Stored dataset items

==================================================

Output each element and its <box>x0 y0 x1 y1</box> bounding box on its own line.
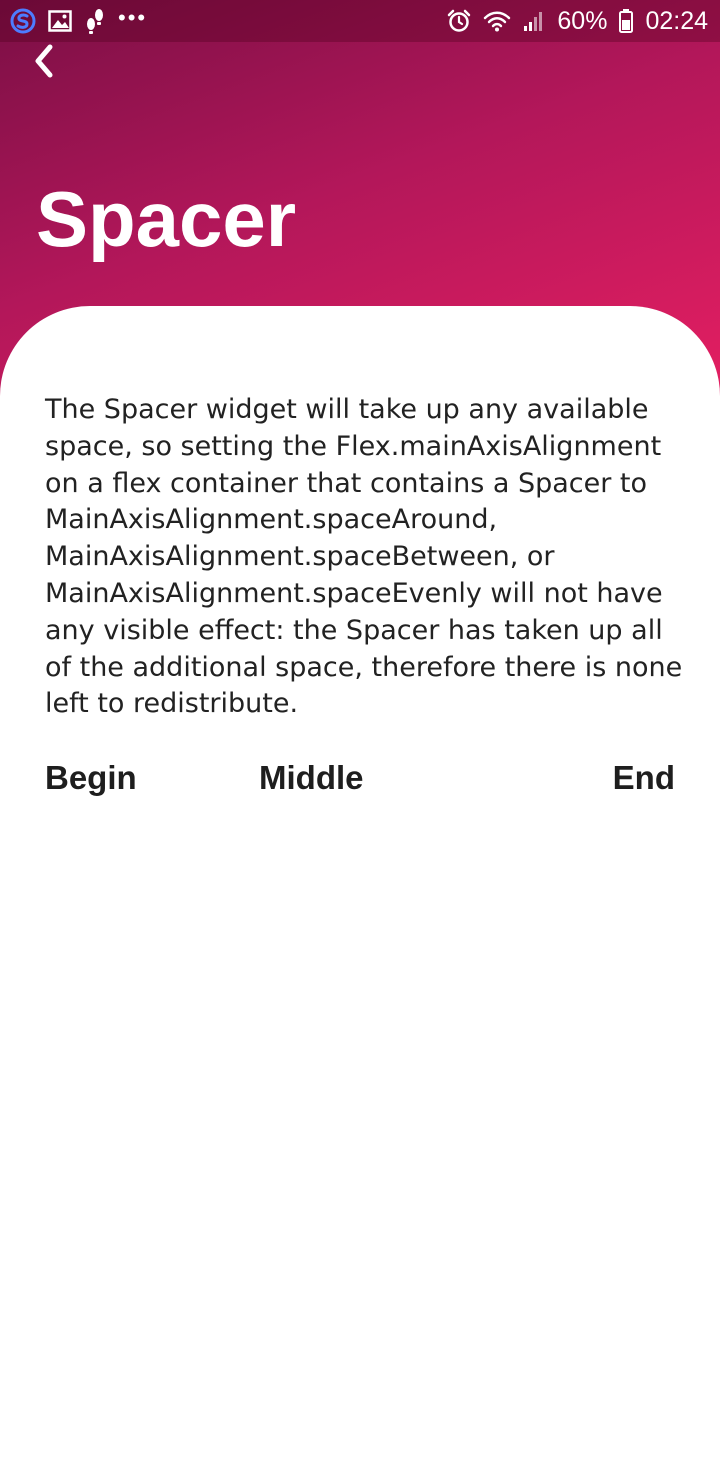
status-bar-left: ••• <box>10 5 148 34</box>
wifi-icon <box>483 10 511 32</box>
page-title: Spacer <box>36 175 297 263</box>
gallery-icon <box>48 10 72 32</box>
description-text: The Spacer widget will take up any avail… <box>45 394 683 720</box>
spacer-example-row: Begin Middle End <box>45 756 675 800</box>
signal-icon <box>523 10 545 32</box>
middle-label: Middle <box>259 759 364 796</box>
alarm-icon <box>447 9 471 33</box>
end-label: End <box>612 759 675 796</box>
status-time: 02:24 <box>645 6 708 35</box>
app-s-icon <box>10 8 36 34</box>
screen: ••• 60% 02:24 Spacer The Spacer widget w… <box>0 0 720 1480</box>
status-bar-right: 60% 02:24 <box>447 7 708 36</box>
begin-label: Begin <box>45 759 137 796</box>
footprints-icon <box>84 8 106 34</box>
chevron-left-icon <box>35 44 53 78</box>
status-bar: ••• 60% 02:24 <box>0 0 720 42</box>
back-button[interactable] <box>24 42 64 82</box>
battery-percent: 60% <box>557 6 608 35</box>
more-dots-icon: ••• <box>118 5 148 30</box>
battery-icon <box>619 9 634 33</box>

==================================================

• Task statement:
Locate every line that contains the string "status" and copy each one out in full. Case counts, so match only that exact capitalization.

• Task solution:
status-bar-left: ••• <box>10 5 148 34</box>
status-time: 02:24 <box>645 6 708 35</box>
status-bar-right: 60% 02:24 <box>447 7 708 36</box>
status-bar: ••• 60% 02:24 <box>0 0 720 42</box>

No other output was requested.